### Written task
Of the lines below, count those containing the word "also". Reply with the number alone.

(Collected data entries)

_ _ _ _ _

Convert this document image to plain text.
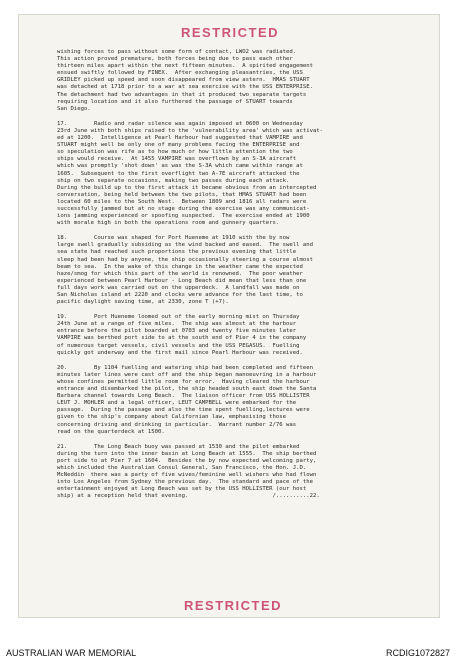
RESTRICTED

wishing forces to pass without some form of contact, LWO2 was radiated.
This action proved premature, both forces being due to pass each other
thirteen miles apart within the next fifteen minutes.  A spirited engagement
ensued swiftly followed by FINEX.  After exchanging pleasantries, the USS
GRIDLEY picked up speed and soon disappeared from view astern.  HMAS STUART
was detached at 1718 prior to a war at sea exercise with the USS ENTERPRISE.
The detachment had two advantages in that it produced two separate targets
requiring location and it also furthered the passage of STUART towards
San Diego.

17.        Radio and radar silence was again imposed at 0600 on Wednesday
23rd June with both ships raised to the 'vulnerability area' which was activat-
ed at 1200.  Intelligence at Pearl Harbour had suggested that VAMPIRE and
STUART might well be only one of many problems facing the ENTERPRISE and
so speculation was rife as to how much or how little attention the two
ships would receive.  At 1455 VAMPIRE was overflown by an S-3A aircraft
which was promptly 'shot down' as was the S-3A which came within range at
1605.  Subsequent to the first overflight two A-7E aircraft attacked the
ship on two separate occasions, making two passes during each attack.
During the build up to the first attack it became obvious from an intercepted
conversation, being held between the two pilots, that HMAS STUART had been
located 60 miles to the South West.  Between 1809 and 1816 all radars were
successfully jammed but at no stage during the exercise was any communicat-
ions jamming experienced or spoofing suspected.  The exercise ended at 1900
with morale high in both the operations room and gunnery quarters.

18.        Course was shaped for Port Hueneme at 1910 with the by now
large swell gradually subsiding as the wind backed and eased.  The swell and
sea state had reached such proportions the previous evening that little
sleep had been had by anyone, the ship occasionally steering a course almost
beam to sea.  In the wake of this change in the weather came the expected
haze/smog for which this part of the world is renowned.  The poor weather
experienced between Pearl Harbour - Long Beach did mean that less than one
full days work was carried out on the upperdeck.  A landfall was made on
San Nicholas island at 2220 and clocks were advance for the last time, to
pacific daylight saving time, at 2330, zone T (+7).

19.        Port Hueneme loomed out of the early morning mist on Thursday
24th June at a range of five miles.  The ship was almost at the harbour
entrance before the pilot boarded at 0703 and twenty five minutes later
VAMPIRE was berthed port side to at the south end of Pier 4 in the company
of numerous target vessels, civil vessels and the USS PEGASUS.  Fuelling
quickly got underway and the first mail since Pearl Harbour was received.

20.        By 1104 fuelling and watering ship had been completed and fifteen
minutes later lines were cast off and the ship began manoeuvring in a harbour
whose confines permitted little room for error.  Having cleared the harbour
entrance and disembarked the pilot, the ship headed south east down the Santa
Barbara channel towards Long Beach.  The liaison officer from USS HOLLISTER
LEUT J. MOHLER and a legal officer, LEUT CAMPBELL were embarked for the
passage.  During the passage and also the time spent fuelling,lectures were
given to the ship's company about Californian law, emphasising those
concerning driving and drinking in particular.  Warrant number 2/76 was
read on the quarterdeck at 1500.

21.        The Long Beach buoy was passed at 1530 and the pilot embarked
during the turn into the inner basin at Long Beach at 1555.  The ship berthed
port side to at Pier 7 at 1604.  Besides the by now expected welcoming party,
which included the Australian Consul General, San Francisco, the Hon. J.D.
McNeddin  there was a party of five wives/feminine well wishers who had flown
into Los Angeles from Sydney the previous day.  The standard and pace of the
entertainment enjoyed at Long Beach was set by the USS HOLLISTER (our host
ship) at a reception held that evening.                         /..........22.

RESTRICTED
AUSTRALIAN WAR MEMORIAL	RCDIG1072827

_ _ _ _ _

### Answer below
2